--- START Information provided ---

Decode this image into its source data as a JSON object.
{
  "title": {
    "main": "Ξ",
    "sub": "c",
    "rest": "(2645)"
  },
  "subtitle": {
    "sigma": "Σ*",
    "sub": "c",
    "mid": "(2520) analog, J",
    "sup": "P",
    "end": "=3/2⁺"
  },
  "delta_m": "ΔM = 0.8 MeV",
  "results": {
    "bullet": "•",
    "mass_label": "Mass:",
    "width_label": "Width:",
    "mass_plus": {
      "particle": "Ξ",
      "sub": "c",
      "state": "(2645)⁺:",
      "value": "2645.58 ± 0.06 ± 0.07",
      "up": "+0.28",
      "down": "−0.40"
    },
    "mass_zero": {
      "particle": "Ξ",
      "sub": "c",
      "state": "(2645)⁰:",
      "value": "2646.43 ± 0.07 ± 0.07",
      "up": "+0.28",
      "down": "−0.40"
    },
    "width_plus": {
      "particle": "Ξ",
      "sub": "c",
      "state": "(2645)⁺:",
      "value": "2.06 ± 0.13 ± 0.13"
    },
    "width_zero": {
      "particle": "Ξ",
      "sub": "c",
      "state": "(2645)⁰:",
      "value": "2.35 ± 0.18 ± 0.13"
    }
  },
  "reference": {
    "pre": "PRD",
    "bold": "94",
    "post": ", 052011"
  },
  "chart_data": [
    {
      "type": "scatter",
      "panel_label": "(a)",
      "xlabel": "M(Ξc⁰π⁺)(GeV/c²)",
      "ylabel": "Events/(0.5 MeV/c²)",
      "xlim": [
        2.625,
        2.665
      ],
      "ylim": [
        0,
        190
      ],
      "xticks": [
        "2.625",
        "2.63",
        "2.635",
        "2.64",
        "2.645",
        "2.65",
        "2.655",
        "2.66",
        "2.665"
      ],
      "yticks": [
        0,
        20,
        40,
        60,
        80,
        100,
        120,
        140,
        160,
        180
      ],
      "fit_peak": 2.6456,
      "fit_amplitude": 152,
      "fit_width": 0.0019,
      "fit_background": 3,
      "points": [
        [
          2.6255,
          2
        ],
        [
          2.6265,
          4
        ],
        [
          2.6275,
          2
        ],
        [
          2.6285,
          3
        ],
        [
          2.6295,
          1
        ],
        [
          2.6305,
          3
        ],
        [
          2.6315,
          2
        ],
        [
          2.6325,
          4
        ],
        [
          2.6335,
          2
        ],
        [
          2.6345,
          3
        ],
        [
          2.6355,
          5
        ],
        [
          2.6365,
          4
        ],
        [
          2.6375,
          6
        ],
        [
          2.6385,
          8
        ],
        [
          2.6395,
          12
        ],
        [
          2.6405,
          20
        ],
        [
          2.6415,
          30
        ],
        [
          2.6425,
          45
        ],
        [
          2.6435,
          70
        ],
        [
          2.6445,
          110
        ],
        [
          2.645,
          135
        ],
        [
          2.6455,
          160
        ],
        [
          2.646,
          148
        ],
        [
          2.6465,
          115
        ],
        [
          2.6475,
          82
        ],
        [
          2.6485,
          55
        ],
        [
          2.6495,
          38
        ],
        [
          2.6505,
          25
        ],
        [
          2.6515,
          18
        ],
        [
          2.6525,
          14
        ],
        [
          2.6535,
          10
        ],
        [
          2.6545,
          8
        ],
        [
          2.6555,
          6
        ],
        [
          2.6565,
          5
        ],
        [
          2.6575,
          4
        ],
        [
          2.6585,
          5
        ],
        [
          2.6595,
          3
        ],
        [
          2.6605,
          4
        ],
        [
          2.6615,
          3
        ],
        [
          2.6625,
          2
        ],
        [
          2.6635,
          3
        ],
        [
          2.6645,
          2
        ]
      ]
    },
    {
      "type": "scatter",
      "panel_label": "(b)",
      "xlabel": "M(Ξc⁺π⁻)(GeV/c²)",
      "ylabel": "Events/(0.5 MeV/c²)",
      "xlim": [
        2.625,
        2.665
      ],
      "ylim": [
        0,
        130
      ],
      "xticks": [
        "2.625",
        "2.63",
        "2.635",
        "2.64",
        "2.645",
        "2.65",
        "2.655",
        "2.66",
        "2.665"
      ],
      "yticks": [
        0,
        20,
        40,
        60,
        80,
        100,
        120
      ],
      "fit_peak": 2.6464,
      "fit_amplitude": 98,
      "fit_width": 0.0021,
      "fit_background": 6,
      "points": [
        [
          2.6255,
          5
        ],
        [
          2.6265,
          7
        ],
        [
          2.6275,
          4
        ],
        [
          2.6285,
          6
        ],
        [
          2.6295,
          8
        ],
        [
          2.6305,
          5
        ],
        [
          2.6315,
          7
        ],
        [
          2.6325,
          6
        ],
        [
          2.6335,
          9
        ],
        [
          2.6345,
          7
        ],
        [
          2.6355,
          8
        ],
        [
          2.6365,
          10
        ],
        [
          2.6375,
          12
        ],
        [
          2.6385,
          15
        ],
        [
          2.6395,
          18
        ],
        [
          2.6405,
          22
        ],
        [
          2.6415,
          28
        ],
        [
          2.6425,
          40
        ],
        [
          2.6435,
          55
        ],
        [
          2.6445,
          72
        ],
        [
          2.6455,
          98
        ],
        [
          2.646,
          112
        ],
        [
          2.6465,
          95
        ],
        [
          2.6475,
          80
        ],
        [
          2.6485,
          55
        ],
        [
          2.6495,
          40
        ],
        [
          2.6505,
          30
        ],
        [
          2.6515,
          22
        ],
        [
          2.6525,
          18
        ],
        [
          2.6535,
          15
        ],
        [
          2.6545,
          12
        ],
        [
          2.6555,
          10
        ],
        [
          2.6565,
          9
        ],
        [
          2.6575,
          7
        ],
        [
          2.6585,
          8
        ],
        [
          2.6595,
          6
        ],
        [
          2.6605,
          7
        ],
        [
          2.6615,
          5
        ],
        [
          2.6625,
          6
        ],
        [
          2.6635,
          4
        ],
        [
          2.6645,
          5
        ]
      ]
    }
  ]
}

--- END Information provided ---

## Objective
Repeat the data exactly. Leave nothing out.

## Result of this exercise
Decode this image into its source data as a JSON object.
{
  "title": {
    "main": "Ξ",
    "sub": "c",
    "rest": "(2645)"
  },
  "subtitle": {
    "sigma": "Σ*",
    "sub": "c",
    "mid": "(2520) analog, J",
    "sup": "P",
    "end": "=3/2⁺"
  },
  "delta_m": "ΔM = 0.8 MeV",
  "results": {
    "bullet": "•",
    "mass_label": "Mass:",
    "width_label": "Width:",
    "mass_plus": {
      "particle": "Ξ",
      "sub": "c",
      "state": "(2645)⁺:",
      "value": "2645.58 ± 0.06 ± 0.07",
      "up": "+0.28",
      "down": "−0.40"
    },
    "mass_zero": {
      "particle": "Ξ",
      "sub": "c",
      "state": "(2645)⁰:",
      "value": "2646.43 ± 0.07 ± 0.07",
      "up": "+0.28",
      "down": "−0.40"
    },
    "width_plus": {
      "particle": "Ξ",
      "sub": "c",
      "state": "(2645)⁺:",
      "value": "2.06 ± 0.13 ± 0.13"
    },
    "width_zero": {
      "particle": "Ξ",
      "sub": "c",
      "state": "(2645)⁰:",
      "value": "2.35 ± 0.18 ± 0.13"
    }
  },
  "reference": {
    "pre": "PRD",
    "bold": "94",
    "post": ", 052011"
  },
  "chart_data": [
    {
      "type": "scatter",
      "panel_label": "(a)",
      "xlabel": "M(Ξc⁰π⁺)(GeV/c²)",
      "ylabel": "Events/(0.5 MeV/c²)",
      "xlim": [
        2.625,
        2.665
      ],
      "ylim": [
        0,
        190
      ],
      "xticks": [
        "2.625",
        "2.63",
        "2.635",
        "2.64",
        "2.645",
        "2.65",
        "2.655",
        "2.66",
        "2.665"
      ],
      "yticks": [
        0,
        20,
        40,
        60,
        80,
        100,
        120,
        140,
        160,
        180
      ],
      "fit_peak": 2.6456,
      "fit_amplitude": 152,
      "fit_width": 0.0019,
      "fit_background": 3,
      "points": [
        [
          2.6255,
          2
        ],
        [
          2.6265,
          4
        ],
        [
          2.6275,
          2
        ],
        [
          2.6285,
          3
        ],
        [
          2.6295,
          1
        ],
        [
          2.6305,
          3
        ],
        [
          2.6315,
          2
        ],
        [
          2.6325,
          4
        ],
        [
          2.6335,
          2
        ],
        [
          2.6345,
          3
        ],
        [
          2.6355,
          5
        ],
        [
          2.6365,
          4
        ],
        [
          2.6375,
          6
        ],
        [
          2.6385,
          8
        ],
        [
          2.6395,
          12
        ],
        [
          2.6405,
          20
        ],
        [
          2.6415,
          30
        ],
        [
          2.6425,
          45
        ],
        [
          2.6435,
          70
        ],
        [
          2.6445,
          110
        ],
        [
          2.645,
          135
        ],
        [
          2.6455,
          160
        ],
        [
          2.646,
          148
        ],
        [
          2.6465,
          115
        ],
        [
          2.6475,
          82
        ],
        [
          2.6485,
          55
        ],
        [
          2.6495,
          38
        ],
        [
          2.6505,
          25
        ],
        [
          2.6515,
          18
        ],
        [
          2.6525,
          14
        ],
        [
          2.6535,
          10
        ],
        [
          2.6545,
          8
        ],
        [
          2.6555,
          6
        ],
        [
          2.6565,
          5
        ],
        [
          2.6575,
          4
        ],
        [
          2.6585,
          5
        ],
        [
          2.6595,
          3
        ],
        [
          2.6605,
          4
        ],
        [
          2.6615,
          3
        ],
        [
          2.6625,
          2
        ],
        [
          2.6635,
          3
        ],
        [
          2.6645,
          2
        ]
      ]
    },
    {
      "type": "scatter",
      "panel_label": "(b)",
      "xlabel": "M(Ξc⁺π⁻)(GeV/c²)",
      "ylabel": "Events/(0.5 MeV/c²)",
      "xlim": [
        2.625,
        2.665
      ],
      "ylim": [
        0,
        130
      ],
      "xticks": [
        "2.625",
        "2.63",
        "2.635",
        "2.64",
        "2.645",
        "2.65",
        "2.655",
        "2.66",
        "2.665"
      ],
      "yticks": [
        0,
        20,
        40,
        60,
        80,
        100,
        120
      ],
      "fit_peak": 2.6464,
      "fit_amplitude": 98,
      "fit_width": 0.0021,
      "fit_background": 6,
      "points": [
        [
          2.6255,
          5
        ],
        [
          2.6265,
          7
        ],
        [
          2.6275,
          4
        ],
        [
          2.6285,
          6
        ],
        [
          2.6295,
          8
        ],
        [
          2.6305,
          5
        ],
        [
          2.6315,
          7
        ],
        [
          2.6325,
          6
        ],
        [
          2.6335,
          9
        ],
        [
          2.6345,
          7
        ],
        [
          2.6355,
          8
        ],
        [
          2.6365,
          10
        ],
        [
          2.6375,
          12
        ],
        [
          2.6385,
          15
        ],
        [
          2.6395,
          18
        ],
        [
          2.6405,
          22
        ],
        [
          2.6415,
          28
        ],
        [
          2.6425,
          40
        ],
        [
          2.6435,
          55
        ],
        [
          2.6445,
          72
        ],
        [
          2.6455,
          98
        ],
        [
          2.646,
          112
        ],
        [
          2.6465,
          95
        ],
        [
          2.6475,
          80
        ],
        [
          2.6485,
          55
        ],
        [
          2.6495,
          40
        ],
        [
          2.6505,
          30
        ],
        [
          2.6515,
          22
        ],
        [
          2.6525,
          18
        ],
        [
          2.6535,
          15
        ],
        [
          2.6545,
          12
        ],
        [
          2.6555,
          10
        ],
        [
          2.6565,
          9
        ],
        [
          2.6575,
          7
        ],
        [
          2.6585,
          8
        ],
        [
          2.6595,
          6
        ],
        [
          2.6605,
          7
        ],
        [
          2.6615,
          5
        ],
        [
          2.6625,
          6
        ],
        [
          2.6635,
          4
        ],
        [
          2.6645,
          5
        ]
      ]
    }
  ]
}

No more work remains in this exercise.